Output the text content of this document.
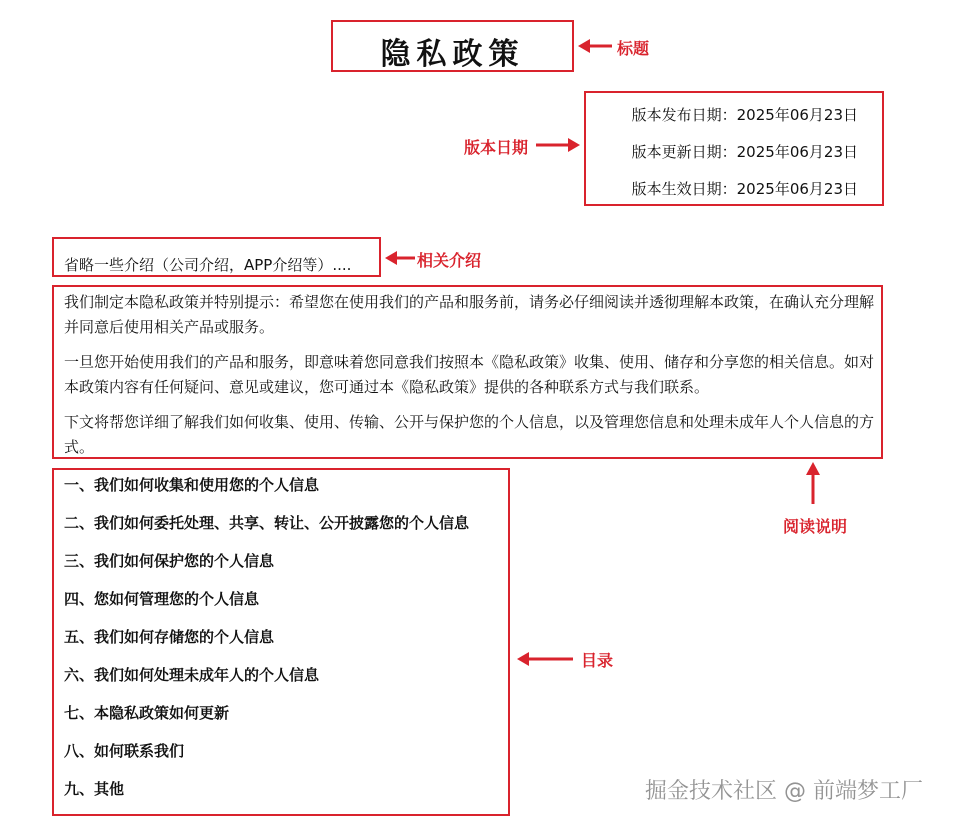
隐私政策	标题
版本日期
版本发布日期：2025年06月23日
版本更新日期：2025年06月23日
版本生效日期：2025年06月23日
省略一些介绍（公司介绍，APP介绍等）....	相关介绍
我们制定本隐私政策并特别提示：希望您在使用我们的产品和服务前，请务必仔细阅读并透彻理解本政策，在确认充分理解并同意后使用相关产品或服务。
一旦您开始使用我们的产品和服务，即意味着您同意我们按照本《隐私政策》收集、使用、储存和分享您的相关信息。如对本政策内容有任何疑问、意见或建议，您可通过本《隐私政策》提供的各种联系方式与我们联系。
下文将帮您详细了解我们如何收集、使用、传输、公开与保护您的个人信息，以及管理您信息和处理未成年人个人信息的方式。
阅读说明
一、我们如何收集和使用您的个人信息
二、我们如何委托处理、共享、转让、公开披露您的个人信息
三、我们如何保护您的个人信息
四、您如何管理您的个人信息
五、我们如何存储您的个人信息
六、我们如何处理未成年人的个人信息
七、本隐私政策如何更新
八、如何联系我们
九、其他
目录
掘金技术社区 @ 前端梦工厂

§ §

[What this task involves]
Return the listing above word for word, with the pictures removed.

[Solution to the problem]
Output the text content of this document.
隐私政策	标题
版本日期
版本发布日期：2025年06月23日
版本更新日期：2025年06月23日
版本生效日期：2025年06月23日
省略一些介绍（公司介绍，APP介绍等）....	相关介绍
我们制定本隐私政策并特别提示：希望您在使用我们的产品和服务前，请务必仔细阅读并透彻理解本政策，在确认充分理解并同意后使用相关产品或服务。
一旦您开始使用我们的产品和服务，即意味着您同意我们按照本《隐私政策》收集、使用、储存和分享您的相关信息。如对本政策内容有任何疑问、意见或建议，您可通过本《隐私政策》提供的各种联系方式与我们联系。
下文将帮您详细了解我们如何收集、使用、传输、公开与保护您的个人信息，以及管理您信息和处理未成年人个人信息的方式。
阅读说明
一、我们如何收集和使用您的个人信息
二、我们如何委托处理、共享、转让、公开披露您的个人信息
三、我们如何保护您的个人信息
四、您如何管理您的个人信息
五、我们如何存储您的个人信息
六、我们如何处理未成年人的个人信息
七、本隐私政策如何更新
八、如何联系我们
九、其他
目录
掘金技术社区 @ 前端梦工厂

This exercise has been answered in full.